Task description: Quote the whole listing word for word. Do not include the pictures.

Dataset items:
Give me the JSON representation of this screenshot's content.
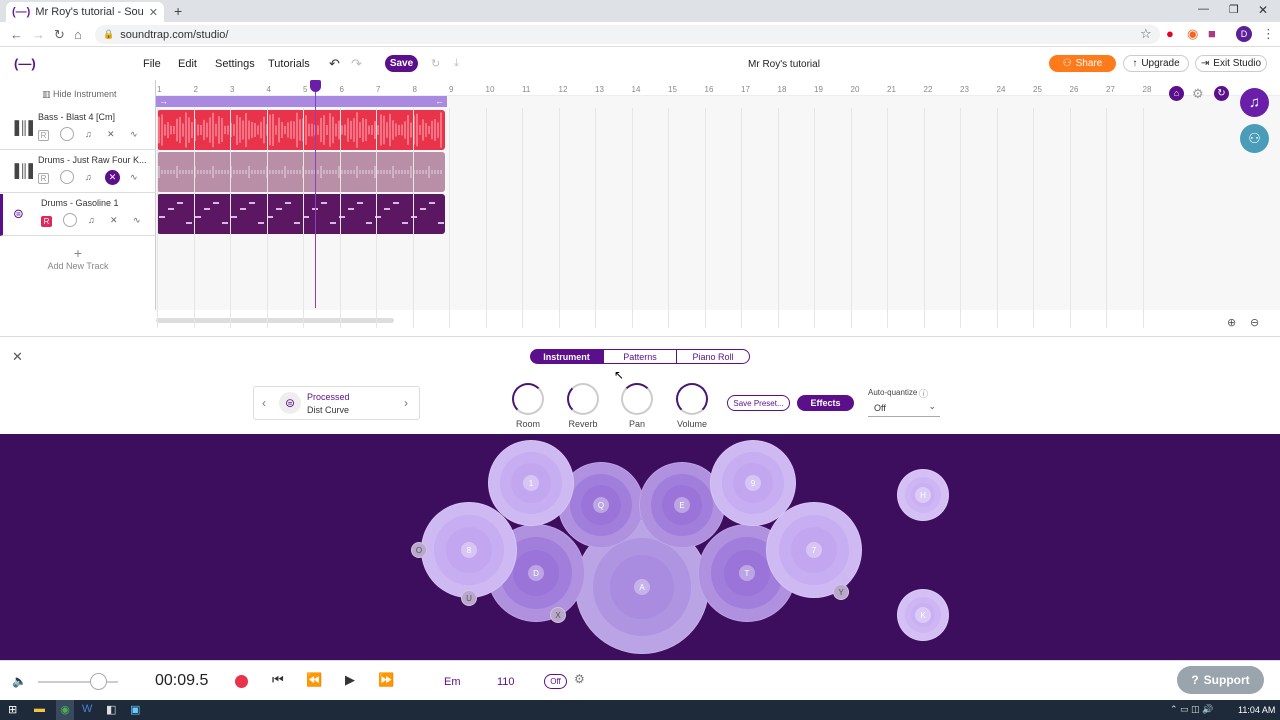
{
  "browser": {
    "tab_title": "Mr Roy's tutorial - Soundtrap",
    "url": "soundtrap.com/studio/",
    "profile_initial": "D"
  },
  "app": {
    "menu": [
      "File",
      "Edit",
      "Settings",
      "Tutorials"
    ],
    "save_label": "Save",
    "project_title": "Mr Roy's tutorial",
    "share_label": "Share",
    "upgrade_label": "Upgrade",
    "exit_label": "Exit Studio",
    "hide_instrument": "Hide Instrument",
    "add_track": "Add New Track"
  },
  "tracks": [
    {
      "name": "Bass - Blast 4 [Cm]",
      "color": "#e8334a"
    },
    {
      "name": "Drums - Just Raw Four K...",
      "color": "#b98fa8"
    },
    {
      "name": "Drums - Gasoline 1",
      "color": "#5c1763"
    }
  ],
  "ruler": [
    "1",
    "2",
    "3",
    "4",
    "5",
    "6",
    "7",
    "8",
    "9",
    "10",
    "11",
    "12",
    "13",
    "14",
    "15",
    "16",
    "17",
    "18",
    "19",
    "20",
    "21",
    "22",
    "23",
    "24",
    "25",
    "26",
    "27",
    "28"
  ],
  "panel": {
    "tabs": [
      "Instrument",
      "Patterns",
      "Piano Roll"
    ],
    "preset_name": "Processed",
    "preset_sub": "Dist Curve",
    "knobs": [
      "Room",
      "Reverb",
      "Pan",
      "Volume"
    ],
    "save_preset": "Save Preset...",
    "effects": "Effects",
    "autoquantize_label": "Auto-quantize",
    "autoquantize_value": "Off"
  },
  "pads": [
    "1",
    "Q",
    "E",
    "9",
    "H",
    "8",
    "D",
    "A",
    "T",
    "7",
    "K",
    "O",
    "U",
    "X",
    "Y"
  ],
  "transport": {
    "time": "00:09.5",
    "key": "Em",
    "tempo": "110",
    "metronome": "Off",
    "support": "Support"
  },
  "taskbar": {
    "clock": "11:04 AM"
  },
  "colors": {
    "accent": "#5c0f8b",
    "share": "#ff7a1a",
    "pad_bg": "#3e0e5e"
  }
}
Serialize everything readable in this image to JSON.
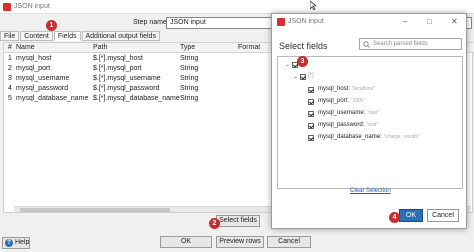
{
  "main_window": {
    "title": "JSON input",
    "stepname_label": "Step name",
    "stepname_value": "JSON input",
    "tabs": [
      "File",
      "Content",
      "Fields",
      "Additional output fields"
    ],
    "active_tab": "Fields",
    "columns": [
      "#",
      "Name",
      "Path",
      "Type",
      "Format"
    ],
    "rows": [
      {
        "num": "1",
        "name": "mysql_host",
        "path": "$.[*].mysql_host",
        "type": "String"
      },
      {
        "num": "2",
        "name": "mysql_port",
        "path": "$.[*].mysql_port",
        "type": "String"
      },
      {
        "num": "3",
        "name": "mysql_username",
        "path": "$.[*].mysql_username",
        "type": "String"
      },
      {
        "num": "4",
        "name": "mysql_password",
        "path": "$.[*].mysql_password",
        "type": "String"
      },
      {
        "num": "5",
        "name": "mysql_database_name",
        "path": "$.[*].mysql_database_name",
        "type": "String"
      }
    ],
    "select_fields_button": "Select fields",
    "help_button": "Help",
    "ok_button": "OK",
    "preview_button": "Preview rows",
    "cancel_button": "Cancel"
  },
  "dialog": {
    "title": "JSON input",
    "heading": "Select fields",
    "search_placeholder": "Search parsed fields",
    "tree_root": "$",
    "tree_array": "[*]",
    "fields": [
      {
        "name": "mysql_host:",
        "value": "\"localhost\""
      },
      {
        "name": "mysql_port:",
        "value": "\"3306\""
      },
      {
        "name": "mysql_username:",
        "value": "\"root\""
      },
      {
        "name": "mysql_password:",
        "value": "\"root\""
      },
      {
        "name": "mysql_database_name:",
        "value": "\"sharpe_results\""
      }
    ],
    "clear_selection": "Clear Selection",
    "ok_label": "OK",
    "cancel_label": "Cancel"
  },
  "badges": [
    "1",
    "2",
    "3",
    "4"
  ],
  "colors": {
    "accent": "#2b6fb6",
    "badge": "#c72d2d",
    "app_icon": "#d6312f"
  }
}
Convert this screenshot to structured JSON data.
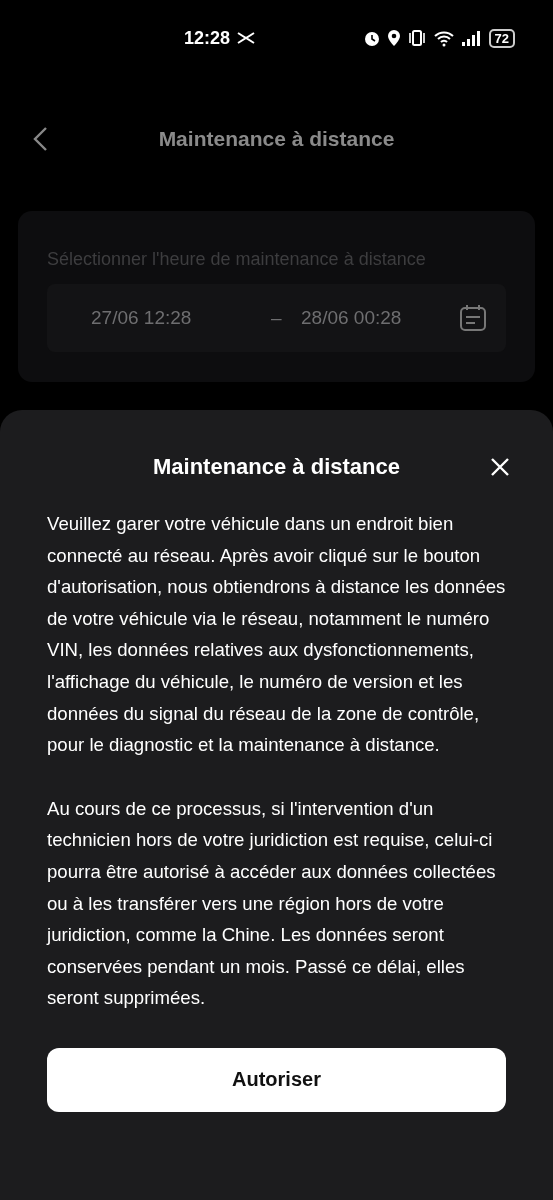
{
  "status_bar": {
    "time": "12:28",
    "battery": "72"
  },
  "header": {
    "title": "Maintenance à distance"
  },
  "time_card": {
    "label": "Sélectionner l'heure de maintenance à distance",
    "start": "27/06 12:28",
    "separator": "–",
    "end": "28/06 00:28"
  },
  "sheet": {
    "title": "Maintenance à distance",
    "paragraphs": [
      "Veuillez garer votre véhicule dans un endroit bien connecté au réseau. Après avoir cliqué sur le bouton d'autorisation, nous obtiendrons à distance les données de votre véhicule via le réseau, notamment le numéro VIN, les données relatives aux dysfonctionnements, l'affichage du véhicule, le numéro de version et les données du signal du réseau de la zone de contrôle, pour le diagnostic et la maintenance à distance.",
      "Au cours de ce processus, si l'intervention d'un technicien hors de votre juridiction est requise, celui-ci pourra être autorisé à accéder aux données collectées ou à les transférer vers une région hors de votre juridiction, comme la Chine. Les données seront conservées pendant un mois. Passé ce délai, elles seront supprimées."
    ],
    "button": "Autoriser"
  }
}
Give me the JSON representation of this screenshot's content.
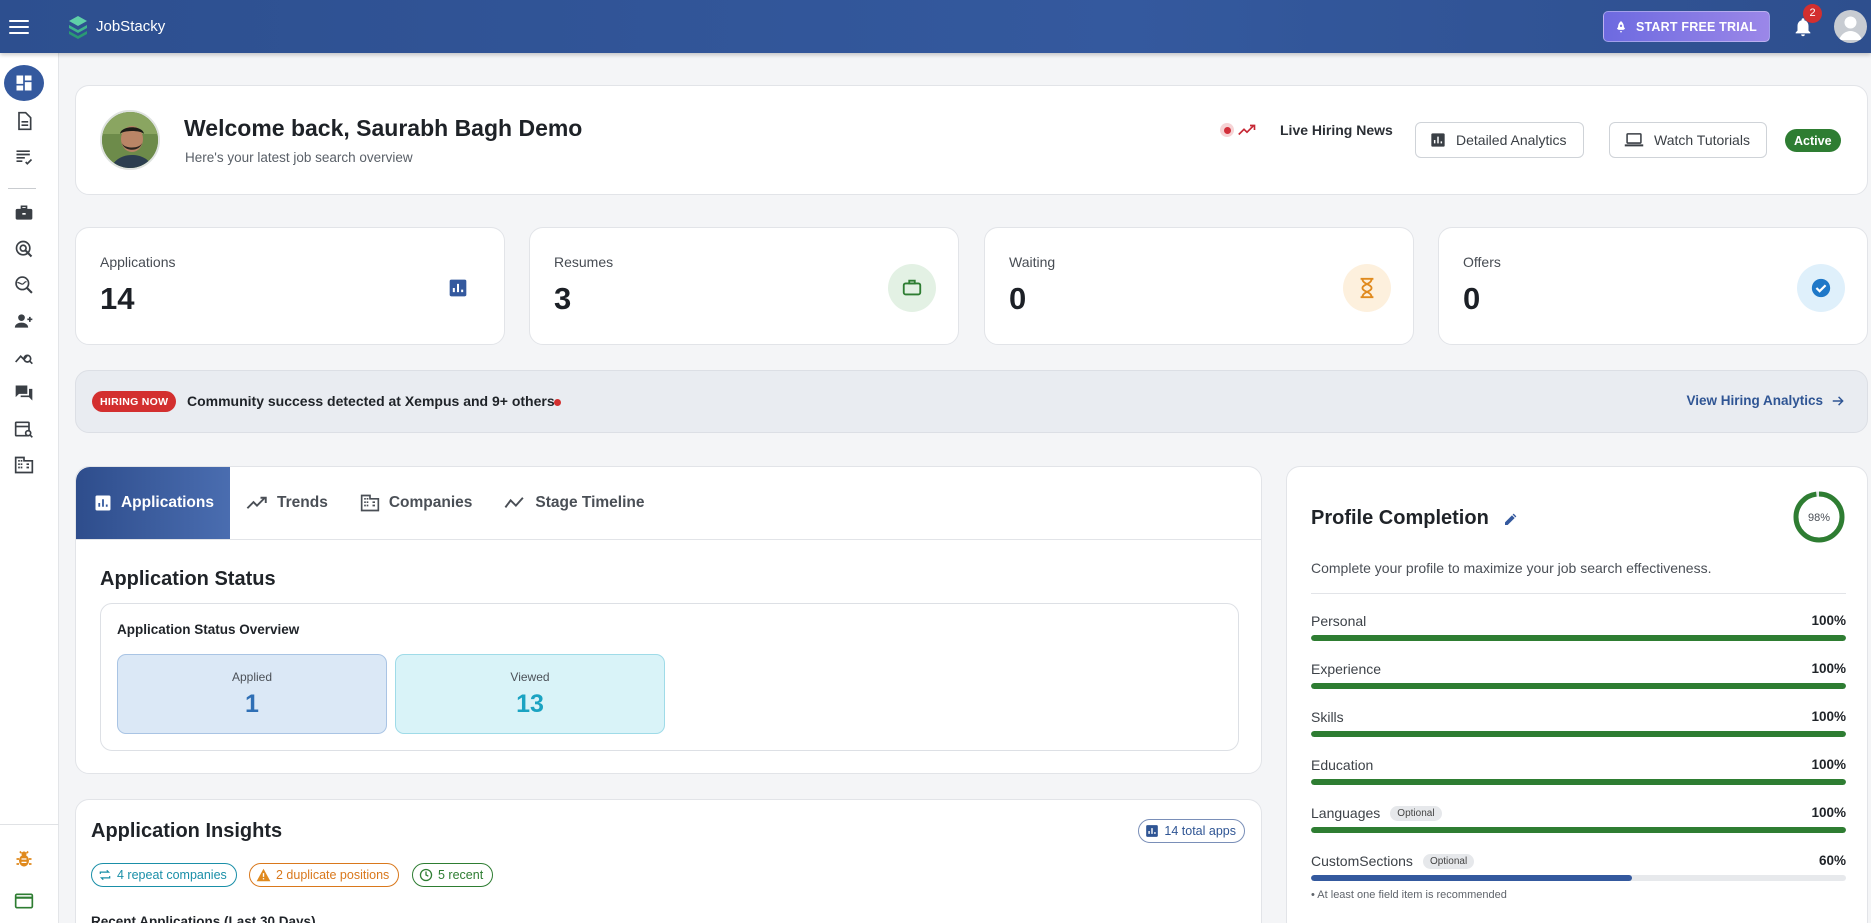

Solution for this problem:
Give me the JSON representation of this screenshot's content.
{
  "browser": {
    "tab_title": "Mr Roy's tutorial - Soundtrap",
    "url": "soundtrap.com/studio/",
    "profile_initial": "D"
  },
  "app": {
    "menu": [
      "File",
      "Edit",
      "Settings",
      "Tutorials"
    ],
    "save_label": "Save",
    "project_title": "Mr Roy's tutorial",
    "share_label": "Share",
    "upgrade_label": "Upgrade",
    "exit_label": "Exit Studio",
    "hide_instrument": "Hide Instrument",
    "add_track": "Add New Track"
  },
  "tracks": [
    {
      "name": "Bass - Blast 4 [Cm]",
      "color": "#e8334a"
    },
    {
      "name": "Drums - Just Raw Four K...",
      "color": "#b98fa8"
    },
    {
      "name": "Drums - Gasoline 1",
      "color": "#5c1763"
    }
  ],
  "ruler": [
    "1",
    "2",
    "3",
    "4",
    "5",
    "6",
    "7",
    "8",
    "9",
    "10",
    "11",
    "12",
    "13",
    "14",
    "15",
    "16",
    "17",
    "18",
    "19",
    "20",
    "21",
    "22",
    "23",
    "24",
    "25",
    "26",
    "27",
    "28"
  ],
  "panel": {
    "tabs": [
      "Instrument",
      "Patterns",
      "Piano Roll"
    ],
    "preset_name": "Processed",
    "preset_sub": "Dist Curve",
    "knobs": [
      "Room",
      "Reverb",
      "Pan",
      "Volume"
    ],
    "save_preset": "Save Preset...",
    "effects": "Effects",
    "autoquantize_label": "Auto-quantize",
    "autoquantize_value": "Off"
  },
  "pads": [
    "1",
    "Q",
    "E",
    "9",
    "H",
    "8",
    "D",
    "A",
    "T",
    "7",
    "K",
    "O",
    "U",
    "X",
    "Y"
  ],
  "transport": {
    "time": "00:09.5",
    "key": "Em",
    "tempo": "110",
    "metronome": "Off",
    "support": "Support"
  },
  "taskbar": {
    "clock": "11:04 AM"
  },
  "colors": {
    "accent": "#5c0f8b",
    "share": "#ff7a1a",
    "pad_bg": "#3e0e5e"
  }
}
Serialize everything readable in this image to JSON.
{
  "main_window": {
    "title": "JSON input",
    "stepname_label": "Step name",
    "stepname_value": "JSON input",
    "tabs": [
      "File",
      "Content",
      "Fields",
      "Additional output fields"
    ],
    "active_tab": "Fields",
    "columns": [
      "#",
      "Name",
      "Path",
      "Type",
      "Format"
    ],
    "rows": [
      {
        "num": "1",
        "name": "mysql_host",
        "path": "$.[*].mysql_host",
        "type": "String"
      },
      {
        "num": "2",
        "name": "mysql_port",
        "path": "$.[*].mysql_port",
        "type": "String"
      },
      {
        "num": "3",
        "name": "mysql_username",
        "path": "$.[*].mysql_username",
        "type": "String"
      },
      {
        "num": "4",
        "name": "mysql_password",
        "path": "$.[*].mysql_password",
        "type": "String"
      },
      {
        "num": "5",
        "name": "mysql_database_name",
        "path": "$.[*].mysql_database_name",
        "type": "String"
      }
    ],
    "select_fields_button": "Select fields",
    "help_button": "Help",
    "ok_button": "OK",
    "preview_button": "Preview rows",
    "cancel_button": "Cancel"
  },
  "dialog": {
    "title": "JSON input",
    "heading": "Select fields",
    "search_placeholder": "Search parsed fields",
    "tree_root": "$",
    "tree_array": "[*]",
    "fields": [
      {
        "name": "mysql_host:",
        "value": "\"localhost\""
      },
      {
        "name": "mysql_port:",
        "value": "\"3306\""
      },
      {
        "name": "mysql_username:",
        "value": "\"root\""
      },
      {
        "name": "mysql_password:",
        "value": "\"root\""
      },
      {
        "name": "mysql_database_name:",
        "value": "\"sharpe_results\""
      }
    ],
    "clear_selection": "Clear Selection",
    "ok_label": "OK",
    "cancel_label": "Cancel"
  },
  "badges": [
    "1",
    "2",
    "3",
    "4"
  ],
  "colors": {
    "accent": "#2b6fb6",
    "badge": "#c72d2d",
    "app_icon": "#d6312f"
  }
}
Convert this screenshot to structured JSON data.
{
  "status_bar": {
    "time": "12:28",
    "battery": "72"
  },
  "header": {
    "title": "Maintenance à distance"
  },
  "time_card": {
    "label": "Sélectionner l'heure de maintenance à distance",
    "start": "27/06 12:28",
    "separator": "–",
    "end": "28/06 00:28"
  },
  "sheet": {
    "title": "Maintenance à distance",
    "paragraphs": [
      "Veuillez garer votre véhicule dans un endroit bien connecté au réseau. Après avoir cliqué sur le bouton d'autorisation, nous obtiendrons à distance les données de votre véhicule via le réseau, notamment le numéro VIN, les données relatives aux dysfonctionnements, l'affichage du véhicule, le numéro de version et les données du signal du réseau de la zone de contrôle, pour le diagnostic et la maintenance à distance.",
      "Au cours de ce processus, si l'intervention d'un technicien hors de votre juridiction est requise, celui-ci pourra être autorisé à accéder aux données collectées ou à les transférer vers une région hors de votre juridiction, comme la Chine. Les données seront conservées pendant un mois. Passé ce délai, elles seront supprimées."
    ],
    "button": "Autoriser"
  }
}
Give me the JSON representation of this screenshot's content.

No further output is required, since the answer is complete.